Stored data:
......
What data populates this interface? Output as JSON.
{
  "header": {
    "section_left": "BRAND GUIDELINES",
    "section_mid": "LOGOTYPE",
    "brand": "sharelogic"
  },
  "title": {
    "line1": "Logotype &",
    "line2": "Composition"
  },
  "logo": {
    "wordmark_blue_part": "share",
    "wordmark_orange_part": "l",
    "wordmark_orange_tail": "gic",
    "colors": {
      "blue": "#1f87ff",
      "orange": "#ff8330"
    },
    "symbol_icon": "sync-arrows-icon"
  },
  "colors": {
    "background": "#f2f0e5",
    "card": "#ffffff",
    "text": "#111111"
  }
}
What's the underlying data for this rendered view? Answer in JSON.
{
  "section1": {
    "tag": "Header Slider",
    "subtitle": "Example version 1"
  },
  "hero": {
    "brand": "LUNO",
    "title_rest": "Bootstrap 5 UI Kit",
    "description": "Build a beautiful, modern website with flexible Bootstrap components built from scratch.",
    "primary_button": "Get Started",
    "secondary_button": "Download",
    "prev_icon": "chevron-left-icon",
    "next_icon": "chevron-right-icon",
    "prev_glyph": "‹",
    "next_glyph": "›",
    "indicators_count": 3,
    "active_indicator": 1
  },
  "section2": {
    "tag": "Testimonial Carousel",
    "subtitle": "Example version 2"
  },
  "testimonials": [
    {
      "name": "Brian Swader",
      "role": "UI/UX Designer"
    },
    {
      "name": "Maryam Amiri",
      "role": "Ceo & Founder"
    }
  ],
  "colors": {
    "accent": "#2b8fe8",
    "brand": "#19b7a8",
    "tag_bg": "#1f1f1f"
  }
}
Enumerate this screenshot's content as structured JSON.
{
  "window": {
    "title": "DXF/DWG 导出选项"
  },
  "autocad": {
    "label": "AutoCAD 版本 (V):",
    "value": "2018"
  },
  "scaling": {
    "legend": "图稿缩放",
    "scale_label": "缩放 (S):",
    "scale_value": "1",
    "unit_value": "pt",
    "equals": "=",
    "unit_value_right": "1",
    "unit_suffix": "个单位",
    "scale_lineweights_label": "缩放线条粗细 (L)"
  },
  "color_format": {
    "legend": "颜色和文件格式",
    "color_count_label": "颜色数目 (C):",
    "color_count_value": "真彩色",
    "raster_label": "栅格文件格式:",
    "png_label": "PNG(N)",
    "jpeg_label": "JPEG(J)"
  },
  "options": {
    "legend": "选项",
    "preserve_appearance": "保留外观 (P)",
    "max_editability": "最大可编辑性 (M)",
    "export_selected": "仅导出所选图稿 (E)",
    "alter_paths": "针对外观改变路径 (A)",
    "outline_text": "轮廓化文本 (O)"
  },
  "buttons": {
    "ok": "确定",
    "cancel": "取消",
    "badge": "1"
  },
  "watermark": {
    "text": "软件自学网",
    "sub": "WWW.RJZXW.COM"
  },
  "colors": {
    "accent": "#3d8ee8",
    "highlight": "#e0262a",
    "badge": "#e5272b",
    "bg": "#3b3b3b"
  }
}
......
[Request]: Nothing should be changed: write out all of the data as is.

[Answer in full]:
What data populates this interface? Output as JSON.
{
  "header": {
    "section_left": "BRAND GUIDELINES",
    "section_mid": "LOGOTYPE",
    "brand": "sharelogic"
  },
  "title": {
    "line1": "Logotype &",
    "line2": "Composition"
  },
  "logo": {
    "wordmark_blue_part": "share",
    "wordmark_orange_part": "l",
    "wordmark_orange_tail": "gic",
    "colors": {
      "blue": "#1f87ff",
      "orange": "#ff8330"
    },
    "symbol_icon": "sync-arrows-icon"
  },
  "colors": {
    "background": "#f2f0e5",
    "card": "#ffffff",
    "text": "#111111"
  }
}
What's the underlying data for this rendered view? Answer in JSON.
{
  "section1": {
    "tag": "Header Slider",
    "subtitle": "Example version 1"
  },
  "hero": {
    "brand": "LUNO",
    "title_rest": "Bootstrap 5 UI Kit",
    "description": "Build a beautiful, modern website with flexible Bootstrap components built from scratch.",
    "primary_button": "Get Started",
    "secondary_button": "Download",
    "prev_icon": "chevron-left-icon",
    "next_icon": "chevron-right-icon",
    "prev_glyph": "‹",
    "next_glyph": "›",
    "indicators_count": 3,
    "active_indicator": 1
  },
  "section2": {
    "tag": "Testimonial Carousel",
    "subtitle": "Example version 2"
  },
  "testimonials": [
    {
      "name": "Brian Swader",
      "role": "UI/UX Designer"
    },
    {
      "name": "Maryam Amiri",
      "role": "Ceo & Founder"
    }
  ],
  "colors": {
    "accent": "#2b8fe8",
    "brand": "#19b7a8",
    "tag_bg": "#1f1f1f"
  }
}
Enumerate this screenshot's content as structured JSON.
{
  "window": {
    "title": "DXF/DWG 导出选项"
  },
  "autocad": {
    "label": "AutoCAD 版本 (V):",
    "value": "2018"
  },
  "scaling": {
    "legend": "图稿缩放",
    "scale_label": "缩放 (S):",
    "scale_value": "1",
    "unit_value": "pt",
    "equals": "=",
    "unit_value_right": "1",
    "unit_suffix": "个单位",
    "scale_lineweights_label": "缩放线条粗细 (L)"
  },
  "color_format": {
    "legend": "颜色和文件格式",
    "color_count_label": "颜色数目 (C):",
    "color_count_value": "真彩色",
    "raster_label": "栅格文件格式:",
    "png_label": "PNG(N)",
    "jpeg_label": "JPEG(J)"
  },
  "options": {
    "legend": "选项",
    "preserve_appearance": "保留外观 (P)",
    "max_editability": "最大可编辑性 (M)",
    "export_selected": "仅导出所选图稿 (E)",
    "alter_paths": "针对外观改变路径 (A)",
    "outline_text": "轮廓化文本 (O)"
  },
  "buttons": {
    "ok": "确定",
    "cancel": "取消",
    "badge": "1"
  },
  "watermark": {
    "text": "软件自学网",
    "sub": "WWW.RJZXW.COM"
  },
  "colors": {
    "accent": "#3d8ee8",
    "highlight": "#e0262a",
    "badge": "#e5272b",
    "bg": "#3b3b3b"
  }
}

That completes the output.